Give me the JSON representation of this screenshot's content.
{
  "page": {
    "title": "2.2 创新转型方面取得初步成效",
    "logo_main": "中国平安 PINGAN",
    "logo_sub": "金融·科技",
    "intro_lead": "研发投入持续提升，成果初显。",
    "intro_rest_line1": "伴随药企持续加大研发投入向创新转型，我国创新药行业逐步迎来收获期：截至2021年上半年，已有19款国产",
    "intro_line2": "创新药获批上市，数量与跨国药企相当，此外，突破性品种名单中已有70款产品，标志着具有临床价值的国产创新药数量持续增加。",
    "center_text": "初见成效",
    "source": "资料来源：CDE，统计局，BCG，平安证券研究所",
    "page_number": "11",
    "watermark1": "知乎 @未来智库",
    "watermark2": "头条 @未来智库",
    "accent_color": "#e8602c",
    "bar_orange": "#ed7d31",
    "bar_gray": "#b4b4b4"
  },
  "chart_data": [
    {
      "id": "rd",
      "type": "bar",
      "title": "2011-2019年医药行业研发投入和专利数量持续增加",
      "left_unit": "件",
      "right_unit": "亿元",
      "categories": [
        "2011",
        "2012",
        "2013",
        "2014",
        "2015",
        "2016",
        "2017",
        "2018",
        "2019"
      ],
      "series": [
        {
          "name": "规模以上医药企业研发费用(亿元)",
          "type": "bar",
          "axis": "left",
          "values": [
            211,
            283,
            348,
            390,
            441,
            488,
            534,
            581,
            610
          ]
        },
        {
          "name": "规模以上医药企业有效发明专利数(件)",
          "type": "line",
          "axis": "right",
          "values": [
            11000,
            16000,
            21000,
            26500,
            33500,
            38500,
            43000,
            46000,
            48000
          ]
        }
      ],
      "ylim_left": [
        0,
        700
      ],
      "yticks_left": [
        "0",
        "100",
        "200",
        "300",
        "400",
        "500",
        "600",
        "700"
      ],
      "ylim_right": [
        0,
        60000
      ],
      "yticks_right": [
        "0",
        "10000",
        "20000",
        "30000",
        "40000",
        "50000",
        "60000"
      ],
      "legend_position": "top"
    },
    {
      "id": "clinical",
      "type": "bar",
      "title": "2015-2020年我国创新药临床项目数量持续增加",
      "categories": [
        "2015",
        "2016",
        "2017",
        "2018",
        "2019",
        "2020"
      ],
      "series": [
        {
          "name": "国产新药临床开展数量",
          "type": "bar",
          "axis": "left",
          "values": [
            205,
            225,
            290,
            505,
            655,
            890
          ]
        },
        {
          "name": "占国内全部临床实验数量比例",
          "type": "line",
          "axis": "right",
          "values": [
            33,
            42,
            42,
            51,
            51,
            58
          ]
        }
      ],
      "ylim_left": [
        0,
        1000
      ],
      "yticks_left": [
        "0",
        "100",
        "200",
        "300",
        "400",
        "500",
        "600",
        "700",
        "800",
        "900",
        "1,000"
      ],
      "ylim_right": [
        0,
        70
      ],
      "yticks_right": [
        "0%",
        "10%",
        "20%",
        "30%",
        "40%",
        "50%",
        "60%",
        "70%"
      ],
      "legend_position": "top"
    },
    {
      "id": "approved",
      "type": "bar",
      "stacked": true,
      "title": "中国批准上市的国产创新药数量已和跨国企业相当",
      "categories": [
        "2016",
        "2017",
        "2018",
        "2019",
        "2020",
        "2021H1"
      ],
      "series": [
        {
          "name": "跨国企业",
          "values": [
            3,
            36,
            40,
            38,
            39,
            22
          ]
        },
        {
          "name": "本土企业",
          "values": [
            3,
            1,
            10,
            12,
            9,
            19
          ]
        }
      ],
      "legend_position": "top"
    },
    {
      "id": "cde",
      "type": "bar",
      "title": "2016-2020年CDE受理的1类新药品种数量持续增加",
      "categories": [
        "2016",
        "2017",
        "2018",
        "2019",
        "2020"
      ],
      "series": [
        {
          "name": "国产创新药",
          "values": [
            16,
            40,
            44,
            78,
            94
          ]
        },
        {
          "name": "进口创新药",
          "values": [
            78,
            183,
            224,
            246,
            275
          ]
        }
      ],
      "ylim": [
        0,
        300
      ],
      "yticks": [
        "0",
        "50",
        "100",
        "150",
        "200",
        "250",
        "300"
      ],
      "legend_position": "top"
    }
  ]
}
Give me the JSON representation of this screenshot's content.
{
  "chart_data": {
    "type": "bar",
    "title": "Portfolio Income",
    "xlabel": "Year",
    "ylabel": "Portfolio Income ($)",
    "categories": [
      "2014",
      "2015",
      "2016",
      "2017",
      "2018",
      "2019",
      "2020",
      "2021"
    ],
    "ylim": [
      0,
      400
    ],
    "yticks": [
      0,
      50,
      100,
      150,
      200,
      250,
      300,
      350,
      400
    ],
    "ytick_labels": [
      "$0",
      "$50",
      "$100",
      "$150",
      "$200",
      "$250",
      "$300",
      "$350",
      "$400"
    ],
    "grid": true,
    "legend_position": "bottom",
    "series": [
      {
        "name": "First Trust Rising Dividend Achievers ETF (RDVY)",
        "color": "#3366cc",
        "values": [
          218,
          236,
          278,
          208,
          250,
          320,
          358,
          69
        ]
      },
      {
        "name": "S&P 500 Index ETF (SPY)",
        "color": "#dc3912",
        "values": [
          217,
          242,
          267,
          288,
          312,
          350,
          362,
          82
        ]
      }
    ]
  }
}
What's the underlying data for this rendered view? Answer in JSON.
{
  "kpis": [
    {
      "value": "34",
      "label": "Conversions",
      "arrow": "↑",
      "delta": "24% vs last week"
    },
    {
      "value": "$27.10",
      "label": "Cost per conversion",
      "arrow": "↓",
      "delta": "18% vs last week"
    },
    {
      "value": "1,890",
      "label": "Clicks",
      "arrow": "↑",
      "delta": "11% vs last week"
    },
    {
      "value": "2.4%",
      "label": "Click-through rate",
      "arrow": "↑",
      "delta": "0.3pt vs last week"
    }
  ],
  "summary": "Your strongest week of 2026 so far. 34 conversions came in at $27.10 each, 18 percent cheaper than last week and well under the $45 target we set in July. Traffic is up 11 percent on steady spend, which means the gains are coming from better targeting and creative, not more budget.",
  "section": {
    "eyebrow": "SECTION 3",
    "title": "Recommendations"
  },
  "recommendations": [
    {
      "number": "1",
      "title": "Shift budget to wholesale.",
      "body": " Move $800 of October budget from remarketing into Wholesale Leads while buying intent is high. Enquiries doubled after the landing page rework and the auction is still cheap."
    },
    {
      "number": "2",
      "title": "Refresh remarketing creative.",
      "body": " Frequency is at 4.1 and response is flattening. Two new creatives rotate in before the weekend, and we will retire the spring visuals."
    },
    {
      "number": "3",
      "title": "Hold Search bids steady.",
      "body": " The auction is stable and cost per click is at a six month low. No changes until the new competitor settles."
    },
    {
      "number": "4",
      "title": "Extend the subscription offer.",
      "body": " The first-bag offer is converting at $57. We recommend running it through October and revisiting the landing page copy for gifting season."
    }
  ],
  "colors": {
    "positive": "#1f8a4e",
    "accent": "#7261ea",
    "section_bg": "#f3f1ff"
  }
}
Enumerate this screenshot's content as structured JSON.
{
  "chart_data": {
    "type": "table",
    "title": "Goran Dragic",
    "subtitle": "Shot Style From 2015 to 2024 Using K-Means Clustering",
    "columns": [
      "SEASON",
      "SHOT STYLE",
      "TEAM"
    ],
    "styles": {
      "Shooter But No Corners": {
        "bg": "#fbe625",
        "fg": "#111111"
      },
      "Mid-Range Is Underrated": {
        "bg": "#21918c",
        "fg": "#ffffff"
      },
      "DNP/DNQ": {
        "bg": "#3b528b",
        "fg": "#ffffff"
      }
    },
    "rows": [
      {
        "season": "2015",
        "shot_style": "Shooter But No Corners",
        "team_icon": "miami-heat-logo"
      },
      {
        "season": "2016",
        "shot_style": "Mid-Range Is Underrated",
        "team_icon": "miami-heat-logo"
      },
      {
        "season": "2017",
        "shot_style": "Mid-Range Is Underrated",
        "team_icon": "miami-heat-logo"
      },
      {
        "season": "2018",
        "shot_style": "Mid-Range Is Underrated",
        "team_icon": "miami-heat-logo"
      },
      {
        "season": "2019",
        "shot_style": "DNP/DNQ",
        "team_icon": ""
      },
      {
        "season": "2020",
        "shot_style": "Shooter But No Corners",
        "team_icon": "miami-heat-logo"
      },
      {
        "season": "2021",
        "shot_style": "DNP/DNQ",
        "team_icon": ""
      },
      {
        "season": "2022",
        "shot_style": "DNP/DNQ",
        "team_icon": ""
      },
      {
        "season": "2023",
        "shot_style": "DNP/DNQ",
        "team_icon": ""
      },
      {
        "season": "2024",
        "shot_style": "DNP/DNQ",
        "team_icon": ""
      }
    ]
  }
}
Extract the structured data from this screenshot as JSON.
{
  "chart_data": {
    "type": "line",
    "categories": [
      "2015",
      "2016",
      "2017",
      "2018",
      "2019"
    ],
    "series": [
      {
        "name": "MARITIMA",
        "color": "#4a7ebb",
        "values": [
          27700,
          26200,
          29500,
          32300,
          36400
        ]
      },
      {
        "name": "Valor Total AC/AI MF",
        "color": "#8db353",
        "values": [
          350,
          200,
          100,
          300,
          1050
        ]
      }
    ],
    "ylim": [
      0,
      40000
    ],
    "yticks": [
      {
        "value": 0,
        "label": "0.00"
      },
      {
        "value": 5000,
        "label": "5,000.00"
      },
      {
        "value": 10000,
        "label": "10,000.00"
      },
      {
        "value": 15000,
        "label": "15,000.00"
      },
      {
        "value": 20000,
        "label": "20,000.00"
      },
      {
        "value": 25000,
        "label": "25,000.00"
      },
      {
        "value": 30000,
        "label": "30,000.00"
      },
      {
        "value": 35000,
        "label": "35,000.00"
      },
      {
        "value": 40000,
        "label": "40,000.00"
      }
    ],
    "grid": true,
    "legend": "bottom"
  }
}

++++++++

Scan the lines above for "auction", then copy every one that has it.

## Reply
      "body": " Move $800 of October budget from remarketing into Wholesale Leads while buying intent is high. Enquiries doubled after the landing page rework and the auction is still cheap."
      "body": " The auction is stable and cost per click is at a six month low. No changes until the new competitor settles."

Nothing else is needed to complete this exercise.